▸ **INPUT MATERIAL**
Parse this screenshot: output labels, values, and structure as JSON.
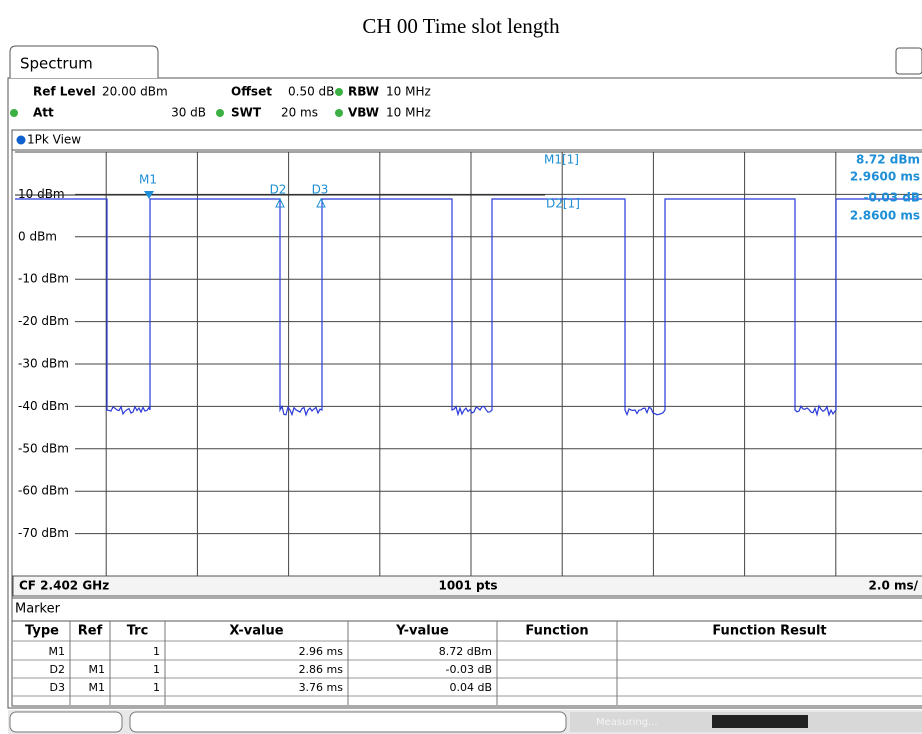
{
  "title": "CH 00 Time slot length",
  "tab": "Spectrum",
  "settings": {
    "ref_level_label": "Ref Level",
    "ref_level": "20.00 dBm",
    "offset_label": "Offset",
    "offset": "0.50 dB",
    "rbw_label": "RBW",
    "rbw": "10 MHz",
    "att_label": "Att",
    "att": "30 dB",
    "swt_label": "SWT",
    "swt": "20 ms",
    "vbw_label": "VBW",
    "vbw": "10 MHz"
  },
  "view": "1Pk View",
  "plot": {
    "ylim": [
      -80,
      20
    ],
    "yticks": [
      {
        "value": 10,
        "label": "10 dBm"
      },
      {
        "value": 0,
        "label": "0 dBm"
      },
      {
        "value": -10,
        "label": "-10 dBm"
      },
      {
        "value": -20,
        "label": "-20 dBm"
      },
      {
        "value": -30,
        "label": "-30 dBm"
      },
      {
        "value": -40,
        "label": "-40 dBm"
      },
      {
        "value": -50,
        "label": "-50 dBm"
      },
      {
        "value": -60,
        "label": "-60 dBm"
      },
      {
        "value": -70,
        "label": "-70 dBm"
      }
    ],
    "markers": [
      "M1",
      "D2",
      "D3"
    ],
    "readout": {
      "m1_name": "M1[1]",
      "m1_level": "8.72 dBm",
      "m1_time": "2.9600 ms",
      "d2_name": "D2[1]",
      "d2_level": "-0.03 dB",
      "d2_time": "2.8600 ms"
    }
  },
  "footer": {
    "center_freq": "CF 2.402 GHz",
    "points": "1001 pts",
    "span": "2.0 ms/"
  },
  "table": {
    "title": "Marker",
    "columns": [
      "Type",
      "Ref",
      "Trc",
      "X-value",
      "Y-value",
      "Function",
      "Function Result"
    ],
    "rows": [
      {
        "type": "M1",
        "trc": "1",
        "x": "2.96 ms",
        "y": "8.72 dBm"
      },
      {
        "type": "D2",
        "ref": "M1",
        "trc": "1",
        "x": "2.86 ms",
        "y": "-0.03 dB"
      },
      {
        "type": "D3",
        "ref": "M1",
        "trc": "1",
        "x": "3.76 ms",
        "y": "0.04 dB"
      }
    ]
  },
  "status": "Measuring..."
}
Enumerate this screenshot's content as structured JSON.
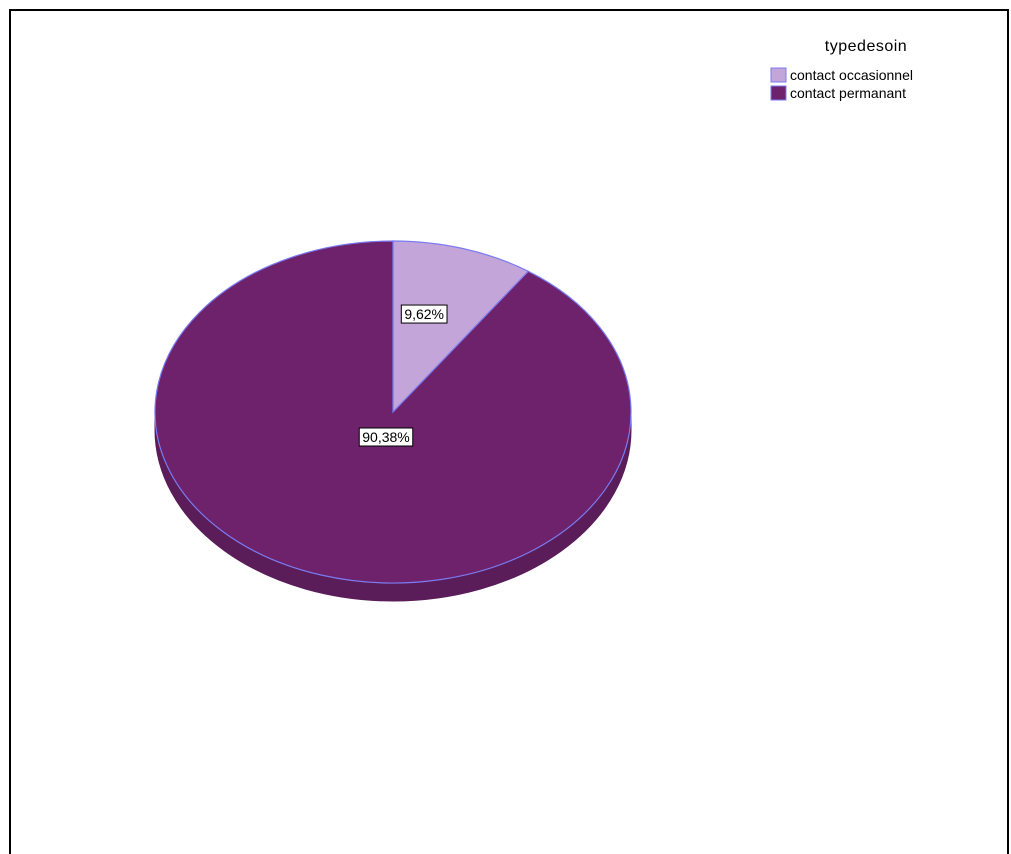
{
  "chart_data": {
    "type": "pie",
    "style": "3d",
    "legend_title": "typedesoin",
    "legend_position": "top-right",
    "slices": [
      {
        "label": "contact occasionnel",
        "value": 9.62,
        "display": "9,62%",
        "color": "#c4a5d9"
      },
      {
        "label": "contact permanant",
        "value": 90.38,
        "display": "90,38%",
        "color": "#6d226b"
      }
    ],
    "edge_color": "#7b7bf0",
    "side_color": "#5a1d59"
  }
}
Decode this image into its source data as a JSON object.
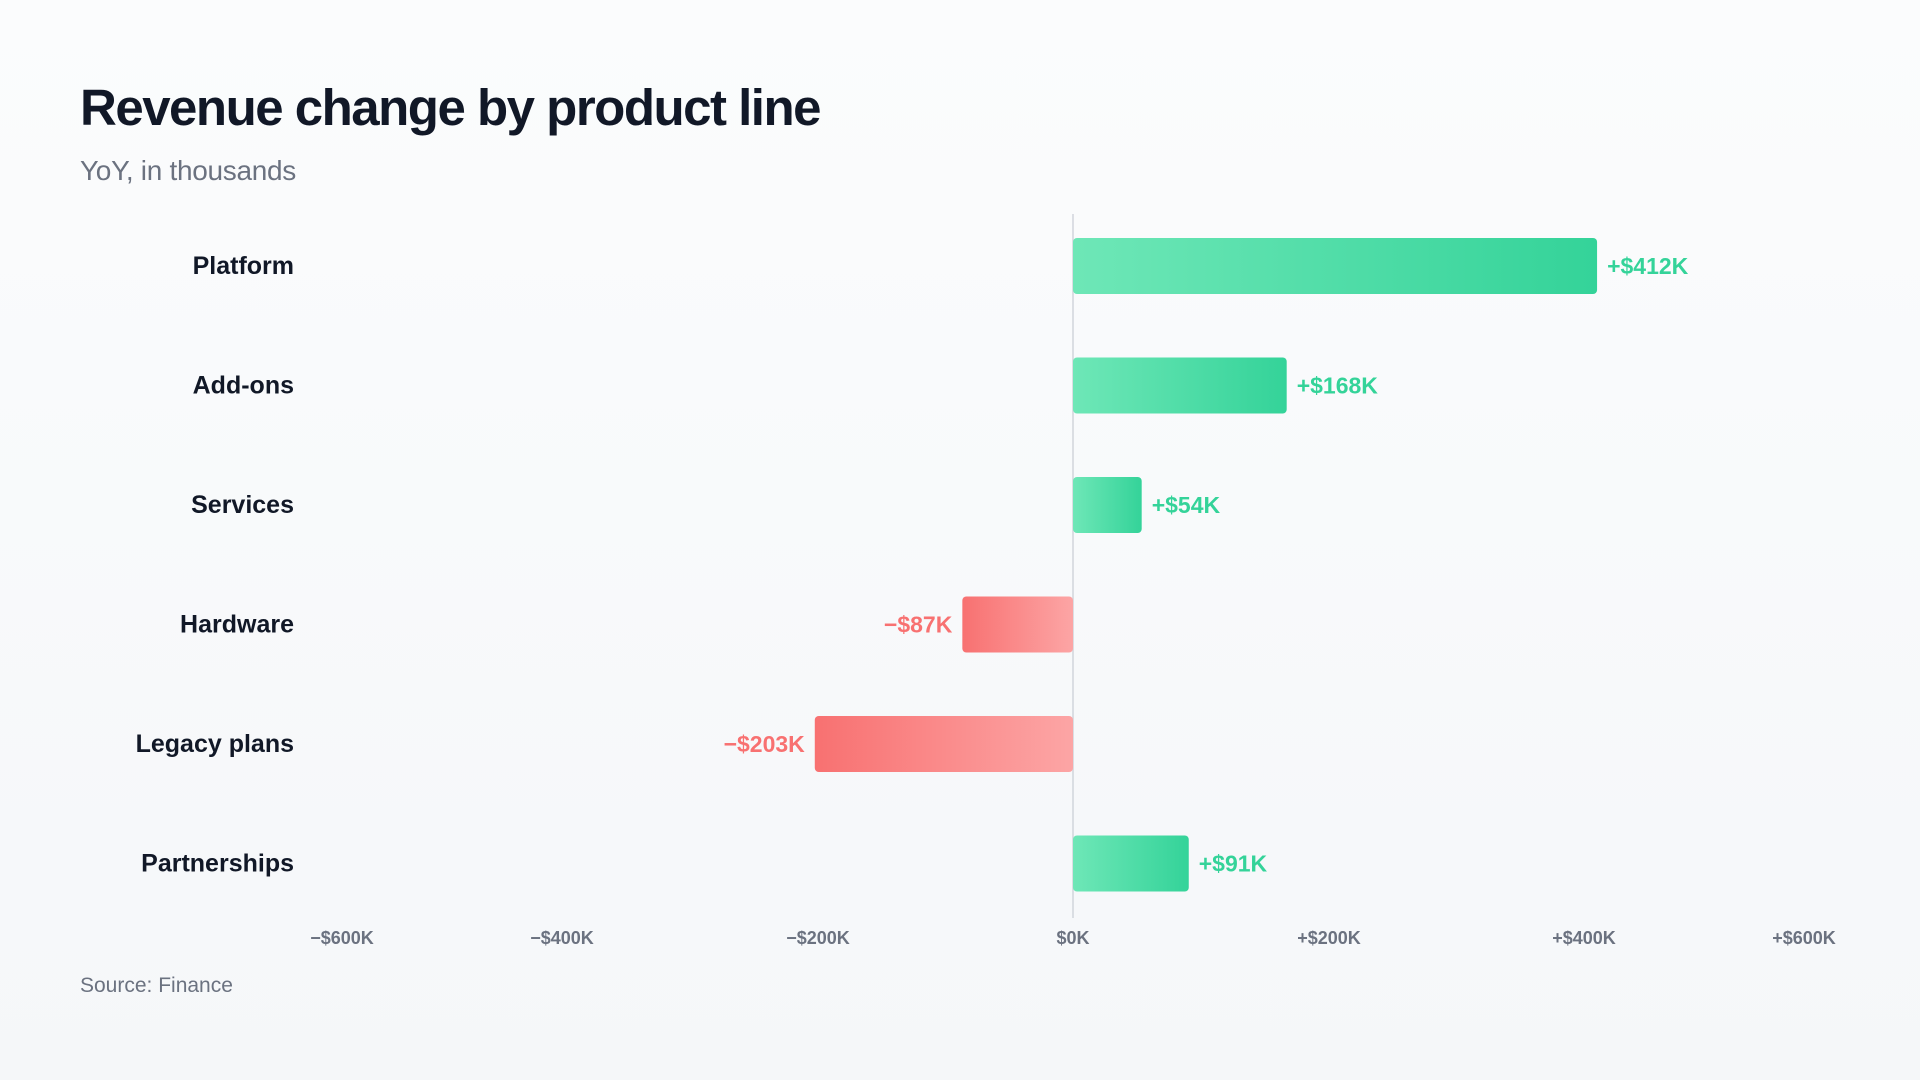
{
  "header": {
    "title": "Revenue change by product line",
    "subtitle": "YoY, in thousands"
  },
  "footer": {
    "source": "Source: Finance"
  },
  "colors": {
    "positive": "#34d399",
    "positive_light": "#6ee7b7",
    "negative": "#f87171",
    "negative_light": "#fca5a5",
    "positive_text": "#34d399",
    "negative_text": "#f87171",
    "zero_line": "#d1d5db"
  },
  "chart_data": {
    "type": "bar",
    "orientation": "horizontal",
    "title": "Revenue change by product line",
    "subtitle": "YoY, in thousands",
    "categories": [
      "Platform",
      "Add-ons",
      "Services",
      "Hardware",
      "Legacy plans",
      "Partnerships"
    ],
    "values": [
      412,
      168,
      54,
      -87,
      -203,
      91
    ],
    "value_labels": [
      "+$412K",
      "+$168K",
      "+$54K",
      "−$87K",
      "−$203K",
      "+$91K"
    ],
    "x_ticks": [
      -600,
      -400,
      -200,
      0,
      200,
      400,
      600
    ],
    "x_tick_labels": [
      "−$600K",
      "−$400K",
      "−$200K",
      "$0K",
      "+$200K",
      "+$400K",
      "+$600K"
    ],
    "xlim": [
      -600,
      600
    ],
    "grid": false,
    "legend": "none"
  }
}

▸ **TASK TO CARRY OUT**
Your task is to list each line of the records with the word "screenshot".

▸ **ANSWER FOR THE TASK**
Parse this screenshot: output labels, values, and structure as JSON.
Enumerate this screenshot's content as structured JSON.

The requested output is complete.